(Region boundary data)
----------------------------------------
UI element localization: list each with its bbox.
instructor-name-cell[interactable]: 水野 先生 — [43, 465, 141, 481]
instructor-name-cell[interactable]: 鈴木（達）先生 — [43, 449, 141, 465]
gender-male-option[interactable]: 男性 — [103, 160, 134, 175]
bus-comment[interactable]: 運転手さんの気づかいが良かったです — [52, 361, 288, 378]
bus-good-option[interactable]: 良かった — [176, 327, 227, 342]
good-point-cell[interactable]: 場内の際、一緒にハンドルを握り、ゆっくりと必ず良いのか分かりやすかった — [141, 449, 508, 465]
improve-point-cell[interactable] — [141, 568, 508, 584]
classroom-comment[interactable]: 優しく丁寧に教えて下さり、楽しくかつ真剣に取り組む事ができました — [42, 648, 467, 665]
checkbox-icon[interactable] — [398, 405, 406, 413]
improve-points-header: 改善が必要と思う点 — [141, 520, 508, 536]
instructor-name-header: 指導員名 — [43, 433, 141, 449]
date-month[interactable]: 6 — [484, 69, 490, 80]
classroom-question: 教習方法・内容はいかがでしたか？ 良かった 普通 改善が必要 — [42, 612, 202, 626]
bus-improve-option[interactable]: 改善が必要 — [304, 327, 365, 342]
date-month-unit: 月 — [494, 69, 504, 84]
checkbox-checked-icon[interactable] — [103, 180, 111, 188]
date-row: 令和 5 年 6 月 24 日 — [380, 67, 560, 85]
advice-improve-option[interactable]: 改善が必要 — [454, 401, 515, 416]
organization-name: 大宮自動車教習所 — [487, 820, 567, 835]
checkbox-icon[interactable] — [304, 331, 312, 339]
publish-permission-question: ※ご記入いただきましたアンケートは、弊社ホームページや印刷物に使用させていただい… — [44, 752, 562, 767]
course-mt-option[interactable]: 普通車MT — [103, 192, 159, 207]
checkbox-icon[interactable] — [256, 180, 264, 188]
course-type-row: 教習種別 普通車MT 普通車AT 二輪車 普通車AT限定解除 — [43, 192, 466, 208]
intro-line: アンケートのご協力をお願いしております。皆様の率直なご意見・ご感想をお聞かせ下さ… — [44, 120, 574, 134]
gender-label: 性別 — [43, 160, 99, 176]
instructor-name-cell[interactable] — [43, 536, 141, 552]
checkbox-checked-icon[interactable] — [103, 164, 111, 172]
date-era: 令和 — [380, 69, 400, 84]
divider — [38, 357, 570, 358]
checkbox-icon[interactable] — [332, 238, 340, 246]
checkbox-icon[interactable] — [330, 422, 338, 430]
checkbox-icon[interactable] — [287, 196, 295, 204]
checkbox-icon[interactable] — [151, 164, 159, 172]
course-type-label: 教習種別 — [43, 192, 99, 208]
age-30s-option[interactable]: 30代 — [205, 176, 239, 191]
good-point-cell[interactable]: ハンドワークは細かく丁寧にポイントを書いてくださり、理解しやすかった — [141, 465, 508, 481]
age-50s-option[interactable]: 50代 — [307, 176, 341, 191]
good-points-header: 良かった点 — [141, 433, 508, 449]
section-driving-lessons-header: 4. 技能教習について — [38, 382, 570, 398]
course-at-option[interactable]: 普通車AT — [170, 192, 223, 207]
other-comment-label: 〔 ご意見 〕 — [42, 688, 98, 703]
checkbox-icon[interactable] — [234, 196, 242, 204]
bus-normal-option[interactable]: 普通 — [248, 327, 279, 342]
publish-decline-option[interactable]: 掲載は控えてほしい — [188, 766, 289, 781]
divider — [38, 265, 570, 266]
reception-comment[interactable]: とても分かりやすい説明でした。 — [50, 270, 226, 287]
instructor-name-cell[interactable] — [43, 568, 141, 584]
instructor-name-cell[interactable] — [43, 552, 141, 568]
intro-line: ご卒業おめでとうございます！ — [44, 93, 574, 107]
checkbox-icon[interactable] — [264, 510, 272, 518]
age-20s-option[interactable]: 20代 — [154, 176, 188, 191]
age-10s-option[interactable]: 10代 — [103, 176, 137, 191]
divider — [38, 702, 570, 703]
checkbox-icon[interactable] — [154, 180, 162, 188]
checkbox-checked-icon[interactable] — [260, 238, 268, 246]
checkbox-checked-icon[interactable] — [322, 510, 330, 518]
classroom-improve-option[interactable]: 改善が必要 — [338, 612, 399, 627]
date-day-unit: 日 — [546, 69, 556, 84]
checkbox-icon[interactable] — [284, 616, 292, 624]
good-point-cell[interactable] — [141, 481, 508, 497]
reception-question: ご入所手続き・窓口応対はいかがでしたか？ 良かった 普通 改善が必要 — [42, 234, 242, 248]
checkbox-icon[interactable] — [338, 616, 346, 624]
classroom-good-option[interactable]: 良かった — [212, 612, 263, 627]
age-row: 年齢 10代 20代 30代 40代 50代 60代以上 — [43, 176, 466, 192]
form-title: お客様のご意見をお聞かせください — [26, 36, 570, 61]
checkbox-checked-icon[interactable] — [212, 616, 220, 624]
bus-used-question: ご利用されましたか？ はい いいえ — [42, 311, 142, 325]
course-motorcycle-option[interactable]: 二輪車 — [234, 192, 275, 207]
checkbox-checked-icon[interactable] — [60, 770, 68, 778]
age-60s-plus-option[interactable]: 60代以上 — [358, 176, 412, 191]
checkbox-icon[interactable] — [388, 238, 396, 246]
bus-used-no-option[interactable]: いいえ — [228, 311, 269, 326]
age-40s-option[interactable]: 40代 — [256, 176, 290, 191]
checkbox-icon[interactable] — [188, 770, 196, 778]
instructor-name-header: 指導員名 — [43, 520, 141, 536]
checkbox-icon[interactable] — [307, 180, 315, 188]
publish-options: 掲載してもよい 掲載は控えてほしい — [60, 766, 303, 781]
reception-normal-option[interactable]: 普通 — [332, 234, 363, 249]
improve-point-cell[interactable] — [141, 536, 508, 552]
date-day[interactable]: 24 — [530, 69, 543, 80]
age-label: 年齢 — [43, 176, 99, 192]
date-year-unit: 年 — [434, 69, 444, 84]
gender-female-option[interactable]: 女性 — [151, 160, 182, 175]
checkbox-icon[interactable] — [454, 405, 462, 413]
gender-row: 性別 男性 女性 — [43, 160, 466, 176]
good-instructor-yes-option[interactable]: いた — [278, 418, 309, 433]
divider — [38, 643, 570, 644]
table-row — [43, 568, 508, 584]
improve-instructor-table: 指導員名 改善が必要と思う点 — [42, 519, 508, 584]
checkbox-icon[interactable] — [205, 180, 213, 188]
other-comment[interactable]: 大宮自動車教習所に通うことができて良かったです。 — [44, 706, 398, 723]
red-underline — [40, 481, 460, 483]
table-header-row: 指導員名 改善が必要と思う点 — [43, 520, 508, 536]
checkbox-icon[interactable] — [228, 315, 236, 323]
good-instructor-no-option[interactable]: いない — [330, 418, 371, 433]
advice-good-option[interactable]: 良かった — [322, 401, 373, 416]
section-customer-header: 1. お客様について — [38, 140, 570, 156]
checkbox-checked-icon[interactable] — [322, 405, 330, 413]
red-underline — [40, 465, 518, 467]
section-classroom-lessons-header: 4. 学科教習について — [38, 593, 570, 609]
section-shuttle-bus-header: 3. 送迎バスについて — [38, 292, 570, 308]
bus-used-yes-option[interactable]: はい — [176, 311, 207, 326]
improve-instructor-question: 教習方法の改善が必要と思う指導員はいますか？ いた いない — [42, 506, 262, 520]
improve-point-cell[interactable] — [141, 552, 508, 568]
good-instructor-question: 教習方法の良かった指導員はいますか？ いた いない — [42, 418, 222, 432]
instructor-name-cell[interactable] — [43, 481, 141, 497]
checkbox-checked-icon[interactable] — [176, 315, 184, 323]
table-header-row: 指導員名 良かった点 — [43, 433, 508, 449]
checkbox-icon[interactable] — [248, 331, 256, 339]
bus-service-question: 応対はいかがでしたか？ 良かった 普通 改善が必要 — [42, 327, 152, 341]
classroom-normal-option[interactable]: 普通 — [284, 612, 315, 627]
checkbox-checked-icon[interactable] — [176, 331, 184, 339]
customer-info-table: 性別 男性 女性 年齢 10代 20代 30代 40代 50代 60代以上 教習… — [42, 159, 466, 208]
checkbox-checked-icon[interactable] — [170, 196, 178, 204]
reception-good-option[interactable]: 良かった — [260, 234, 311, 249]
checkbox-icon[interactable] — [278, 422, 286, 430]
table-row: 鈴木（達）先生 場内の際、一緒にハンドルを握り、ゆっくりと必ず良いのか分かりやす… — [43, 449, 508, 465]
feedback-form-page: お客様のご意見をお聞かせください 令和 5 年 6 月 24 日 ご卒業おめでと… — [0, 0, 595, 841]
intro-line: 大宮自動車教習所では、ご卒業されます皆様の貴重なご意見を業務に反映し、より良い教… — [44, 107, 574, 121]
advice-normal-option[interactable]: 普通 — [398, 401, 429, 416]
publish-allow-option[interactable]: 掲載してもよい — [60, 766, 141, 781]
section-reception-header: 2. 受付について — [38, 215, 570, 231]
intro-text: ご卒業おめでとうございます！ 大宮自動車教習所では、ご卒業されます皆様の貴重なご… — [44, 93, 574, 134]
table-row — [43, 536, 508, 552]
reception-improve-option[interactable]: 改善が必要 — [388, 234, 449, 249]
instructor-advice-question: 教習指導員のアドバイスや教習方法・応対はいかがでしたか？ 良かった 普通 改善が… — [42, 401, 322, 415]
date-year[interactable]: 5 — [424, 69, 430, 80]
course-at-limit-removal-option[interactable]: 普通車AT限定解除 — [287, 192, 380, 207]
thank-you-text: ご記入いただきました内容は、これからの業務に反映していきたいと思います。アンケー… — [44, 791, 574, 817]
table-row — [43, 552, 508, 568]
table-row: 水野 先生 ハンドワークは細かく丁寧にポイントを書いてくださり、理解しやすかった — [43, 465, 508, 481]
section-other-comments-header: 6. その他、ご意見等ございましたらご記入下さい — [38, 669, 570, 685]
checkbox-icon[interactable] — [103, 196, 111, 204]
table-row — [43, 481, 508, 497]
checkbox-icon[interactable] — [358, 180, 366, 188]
----------------------------------------
TASK OBJECTIVE: Please copy out the stretch of the material above from its first line through the line containing "advice-improve-option[interactable]: 改善が必要 —", both included.

ANSWER BELOW:
UI element localization: list each with its bbox.
instructor-name-cell[interactable]: 水野 先生 — [43, 465, 141, 481]
instructor-name-cell[interactable]: 鈴木（達）先生 — [43, 449, 141, 465]
gender-male-option[interactable]: 男性 — [103, 160, 134, 175]
bus-comment[interactable]: 運転手さんの気づかいが良かったです — [52, 361, 288, 378]
bus-good-option[interactable]: 良かった — [176, 327, 227, 342]
good-point-cell[interactable]: 場内の際、一緒にハンドルを握り、ゆっくりと必ず良いのか分かりやすかった — [141, 449, 508, 465]
improve-point-cell[interactable] — [141, 568, 508, 584]
classroom-comment[interactable]: 優しく丁寧に教えて下さり、楽しくかつ真剣に取り組む事ができました — [42, 648, 467, 665]
checkbox-icon[interactable] — [398, 405, 406, 413]
improve-points-header: 改善が必要と思う点 — [141, 520, 508, 536]
instructor-name-header: 指導員名 — [43, 433, 141, 449]
date-month[interactable]: 6 — [484, 69, 490, 80]
classroom-question: 教習方法・内容はいかがでしたか？ 良かった 普通 改善が必要 — [42, 612, 202, 626]
bus-improve-option[interactable]: 改善が必要 — [304, 327, 365, 342]
date-month-unit: 月 — [494, 69, 504, 84]
checkbox-checked-icon[interactable] — [103, 180, 111, 188]
date-row: 令和 5 年 6 月 24 日 — [380, 67, 560, 85]
advice-improve-option[interactable]: 改善が必要 — [454, 401, 515, 416]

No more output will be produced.